=== Extract to read ===

◆ ◆ ◆ ◆

More people saving for retirement will mean more self-reliance when people reach retirement age and less strain on our already stretched social services.

What is the makeup of the Oregon Retirement Savings Board?

ORS 178.200 requires that the Board have seven members: the State Treasurer; four members appointed by the Governor including a representative of employers, a representative with experience in investments, a representative of an association representing employees, and a member of the public who is retired; a member of the House of Representatives, and a member of the Senate.

What was the legislation that created OregonSaves?

House Bill 2960 of 2015, now codified at ORS 178.200 to 178.245.

Where can I find a copy of the rules for the program?

The rules are posted online at Oregon.gov/retire and can be found in Oregon Administrative Rules at OAR 178.200.

Who do I contact if I have questions or need help or have an issue related to the program?

Information and resources are available online, and trained, knowledgeable account service professionals are available by phone to help with any questions or assistance you might need.

Why is Oregon the first to implement this type of program?

The retirement savings crisis is a serious problem here in Oregon and throughout the nation. There have been proposals to create a program like this at the national level to help address the crisis and make it easier for people to save. For now, a nationwide program seems unlikely, even though the crisis continues to grow. In response, most states have begun considering programs like Oregon's. In fact, several other states passed legislation to create similar programs ahead of Oregon, but Oregon is slightly further along in the development and implementation process than those states.

Why was this program created and what are the benefits?

As Oregonians, we are not saving enough. The average savings for those nearing retirement age is just $12,000, not enough to get through a single year of retirement, let alone 20 or 30. Research shows that people are 15 times more likely to save if they have a savings option through work, but more than 1 million workers—more than half of the working population in Oregon—do not have a savings option at work. The legislature created OregonSaves to improve people’s access and outcomes for retirement savings. The program is designed to lower barriers wherever possible, such as using automatic enrollment and savings through payroll deductions, to make it easier for people to save. And eligible employees can always opt out if they don’t want to participate or want to save another way. This helps fill a gap in the market that isn’t being served.

Will services be available in other languages?

◆ ◆ ◆ ◆

=== Exercise data ===
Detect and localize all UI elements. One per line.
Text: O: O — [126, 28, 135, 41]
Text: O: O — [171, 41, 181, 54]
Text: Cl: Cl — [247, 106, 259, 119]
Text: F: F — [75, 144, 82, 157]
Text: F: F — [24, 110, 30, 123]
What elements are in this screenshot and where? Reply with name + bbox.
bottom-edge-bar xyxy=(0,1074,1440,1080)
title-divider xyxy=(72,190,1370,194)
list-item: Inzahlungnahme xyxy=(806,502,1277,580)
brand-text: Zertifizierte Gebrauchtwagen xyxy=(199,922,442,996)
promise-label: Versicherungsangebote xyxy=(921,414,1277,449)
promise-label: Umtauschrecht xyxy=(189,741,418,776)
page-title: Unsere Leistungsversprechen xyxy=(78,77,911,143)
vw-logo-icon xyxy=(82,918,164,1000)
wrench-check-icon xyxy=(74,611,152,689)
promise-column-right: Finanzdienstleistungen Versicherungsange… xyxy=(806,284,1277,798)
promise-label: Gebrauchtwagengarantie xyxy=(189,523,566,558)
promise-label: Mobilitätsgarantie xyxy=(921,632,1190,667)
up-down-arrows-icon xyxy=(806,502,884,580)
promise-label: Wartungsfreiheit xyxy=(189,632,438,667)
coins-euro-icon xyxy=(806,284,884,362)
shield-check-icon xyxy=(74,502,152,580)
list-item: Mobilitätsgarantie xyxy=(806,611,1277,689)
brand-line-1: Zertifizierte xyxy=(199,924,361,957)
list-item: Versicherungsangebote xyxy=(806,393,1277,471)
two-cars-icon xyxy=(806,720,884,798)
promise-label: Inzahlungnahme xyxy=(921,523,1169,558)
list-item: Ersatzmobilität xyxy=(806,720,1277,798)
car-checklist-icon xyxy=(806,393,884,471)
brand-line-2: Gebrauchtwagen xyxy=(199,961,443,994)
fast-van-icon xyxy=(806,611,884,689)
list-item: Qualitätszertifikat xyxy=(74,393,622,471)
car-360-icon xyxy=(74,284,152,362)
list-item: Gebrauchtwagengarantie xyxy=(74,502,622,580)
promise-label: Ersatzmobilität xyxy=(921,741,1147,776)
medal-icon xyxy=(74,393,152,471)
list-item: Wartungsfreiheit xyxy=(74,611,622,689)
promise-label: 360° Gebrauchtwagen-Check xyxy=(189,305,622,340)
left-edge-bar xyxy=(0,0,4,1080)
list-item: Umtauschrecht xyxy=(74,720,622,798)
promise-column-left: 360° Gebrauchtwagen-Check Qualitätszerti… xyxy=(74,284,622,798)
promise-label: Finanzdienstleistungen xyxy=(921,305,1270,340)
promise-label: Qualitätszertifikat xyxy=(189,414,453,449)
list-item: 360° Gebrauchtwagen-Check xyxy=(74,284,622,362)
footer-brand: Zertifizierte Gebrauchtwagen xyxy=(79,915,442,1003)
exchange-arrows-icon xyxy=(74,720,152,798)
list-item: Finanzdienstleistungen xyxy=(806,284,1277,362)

◆ ◆ ◆ ◆

=== Prompt ===
Print the passage of the OregonSaves text word for word, starting at "What was the" and ending at "type of program?".

=== Exercise result ===
What was the legislation that created OregonSaves?

House Bill 2960 of 2015, now codified at ORS 178.200 to 178.245.

Where can I find a copy of the rules for the program?

The rules are posted online at Oregon.gov/retire and can be found in Oregon Administrative Rules at OAR 178.200.

Who do I contact if I have questions or need help or have an issue related to the program?

Information and resources are available online, and trained, knowledgeable account service professionals are available by phone to help with any questions or assistance you might need.

Why is Oregon the first to implement this type of program?